Work to complete:
Return the lines where the word "certify" occurs.

----

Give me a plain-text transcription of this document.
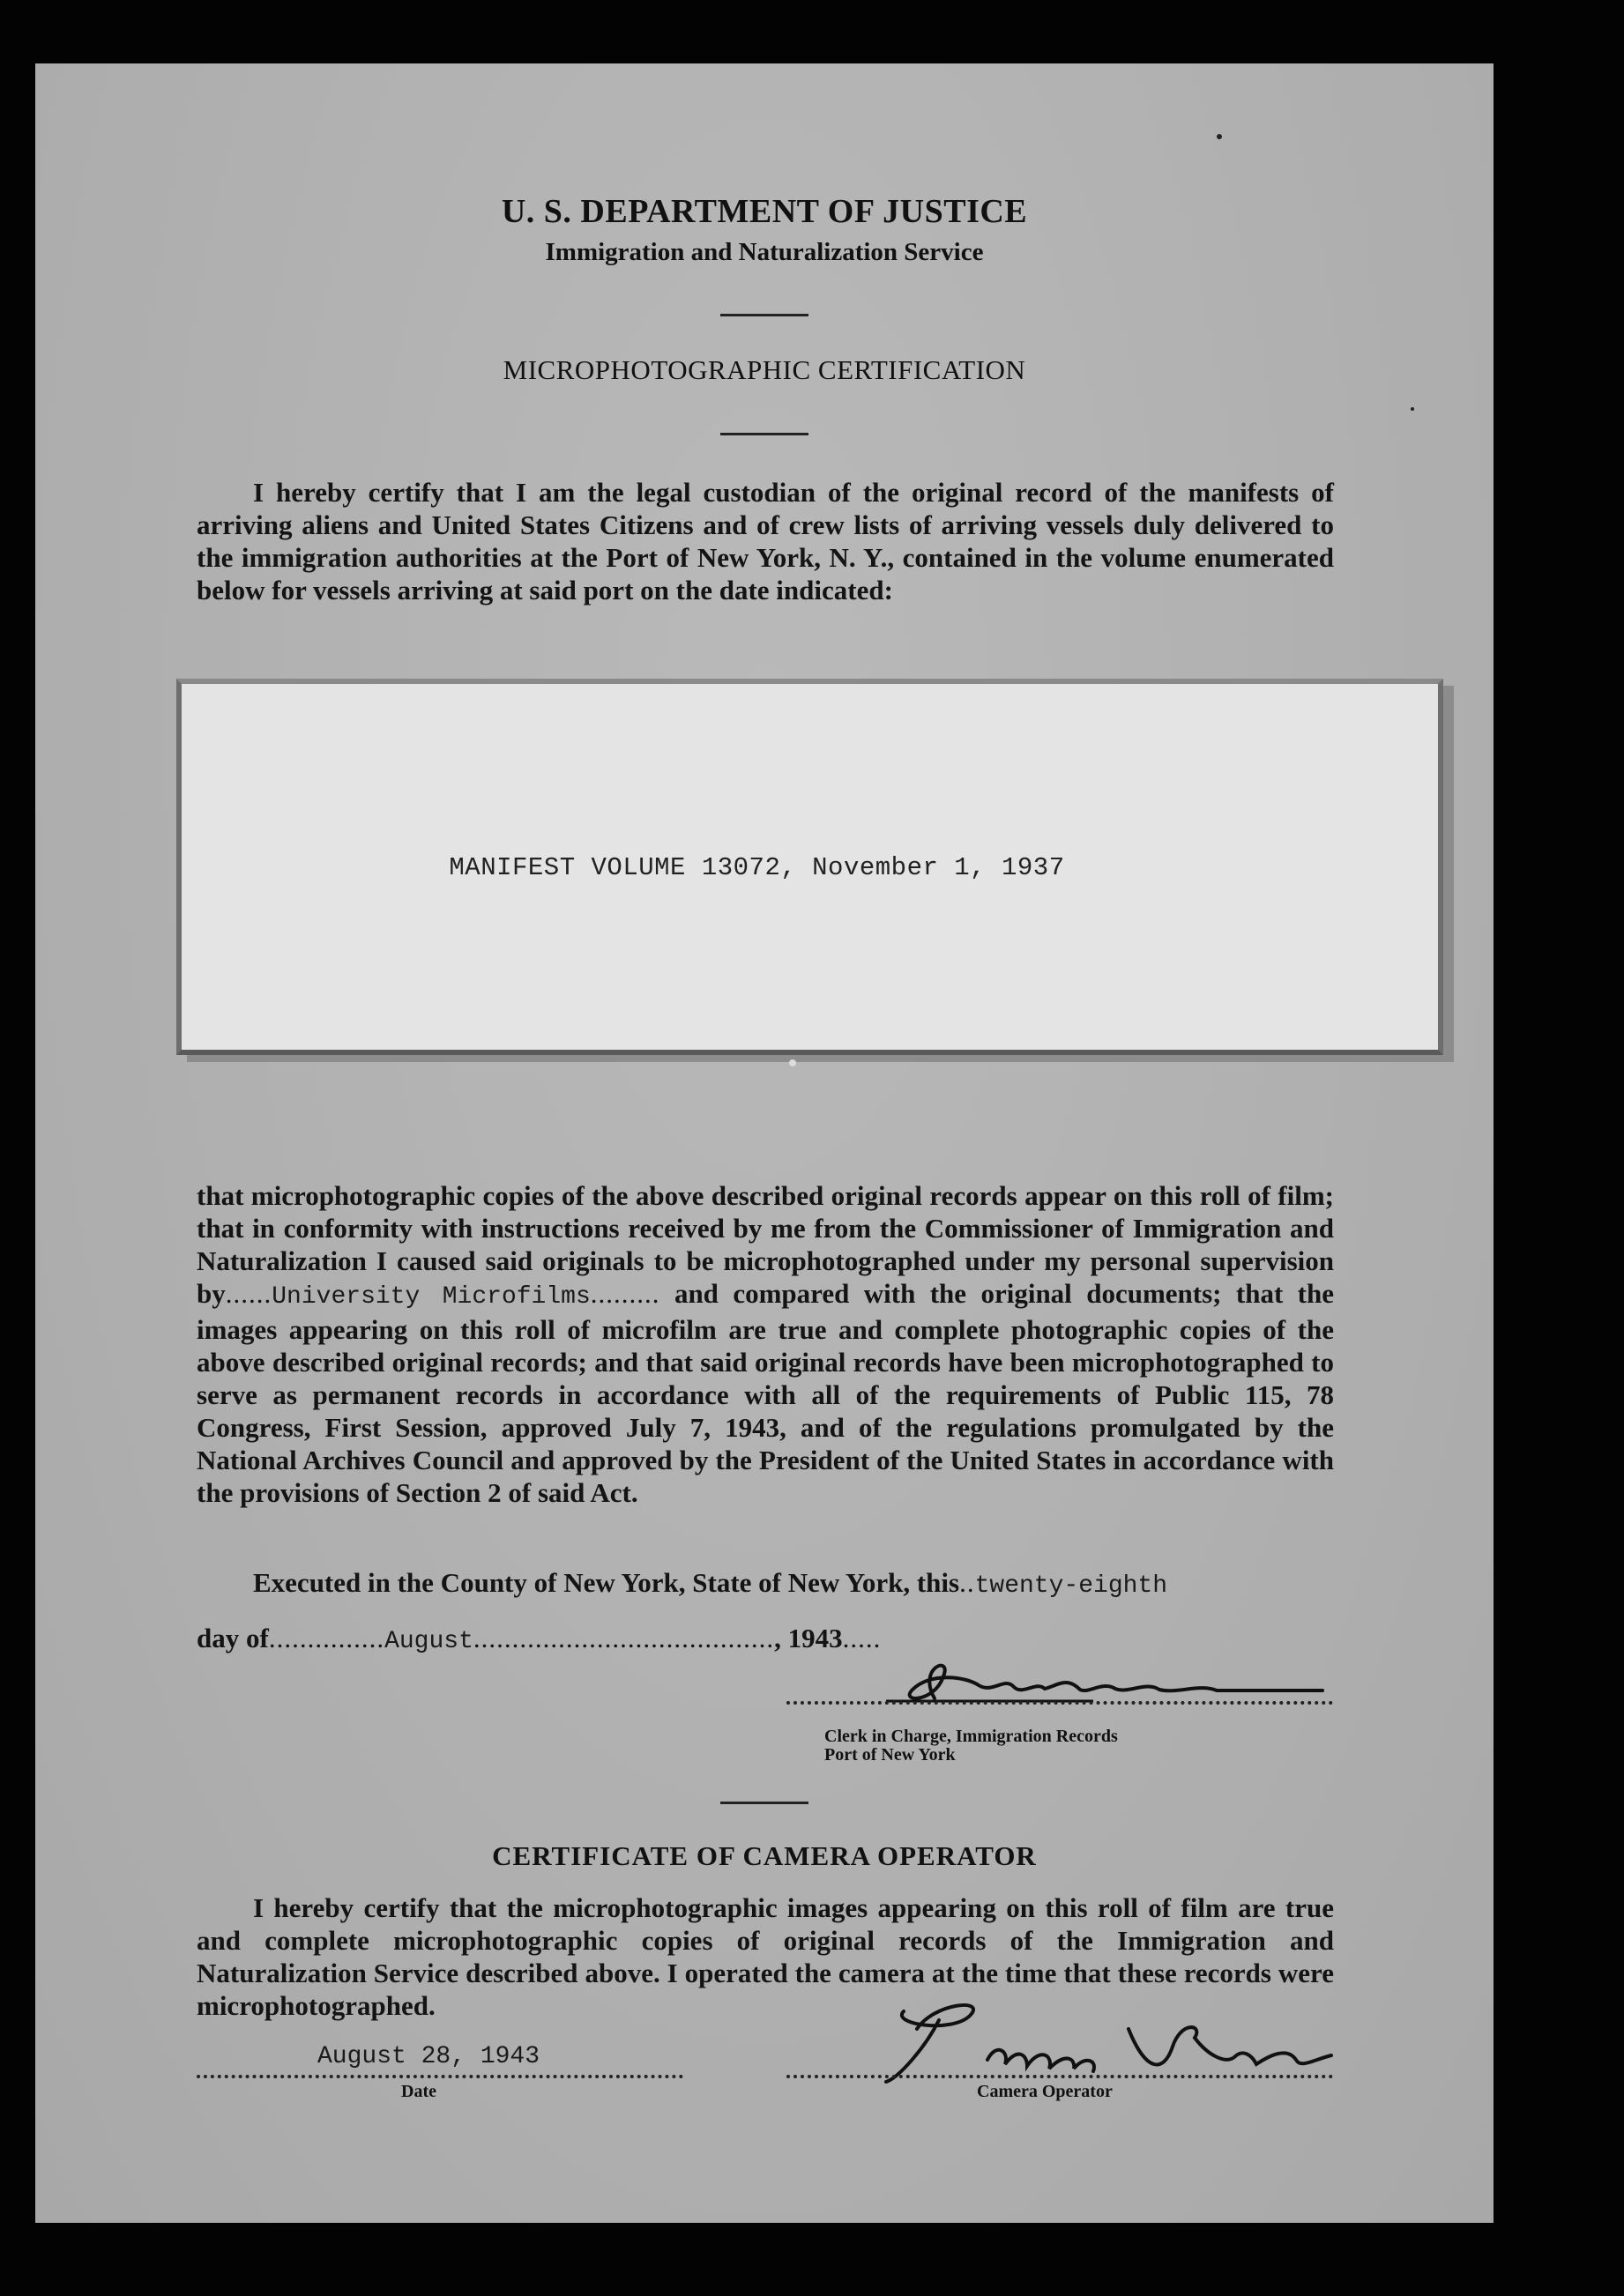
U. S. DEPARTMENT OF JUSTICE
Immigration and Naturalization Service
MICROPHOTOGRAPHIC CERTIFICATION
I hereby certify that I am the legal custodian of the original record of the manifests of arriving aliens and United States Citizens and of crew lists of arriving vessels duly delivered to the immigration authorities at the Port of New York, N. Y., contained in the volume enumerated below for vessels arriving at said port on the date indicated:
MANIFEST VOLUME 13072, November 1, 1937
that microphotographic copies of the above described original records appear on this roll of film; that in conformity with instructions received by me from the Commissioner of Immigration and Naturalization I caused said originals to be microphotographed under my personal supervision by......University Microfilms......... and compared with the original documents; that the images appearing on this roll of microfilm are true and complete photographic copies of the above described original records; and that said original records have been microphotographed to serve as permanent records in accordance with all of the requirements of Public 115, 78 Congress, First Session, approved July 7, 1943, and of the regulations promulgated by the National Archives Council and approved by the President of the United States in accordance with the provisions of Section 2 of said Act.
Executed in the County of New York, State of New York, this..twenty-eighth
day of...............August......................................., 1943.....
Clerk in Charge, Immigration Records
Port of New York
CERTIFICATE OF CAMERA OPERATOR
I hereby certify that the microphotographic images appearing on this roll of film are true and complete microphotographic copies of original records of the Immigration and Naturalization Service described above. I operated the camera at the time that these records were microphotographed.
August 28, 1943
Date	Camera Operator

----

Reply:
I hereby certify that I am the legal custodian of the original record of the manifests of arriving aliens and United States Citizens and of crew lists of arriving vessels duly delivered to the immigration authorities at the Port of New York, N. Y., contained in the volume enumerated below for vessels arriving at said port on the date indicated:
I hereby certify that the microphotographic images appearing on this roll of film are true and complete microphotographic copies of original records of the Immigration and Naturalization Service described above. I operated the camera at the time that these records were microphotographed.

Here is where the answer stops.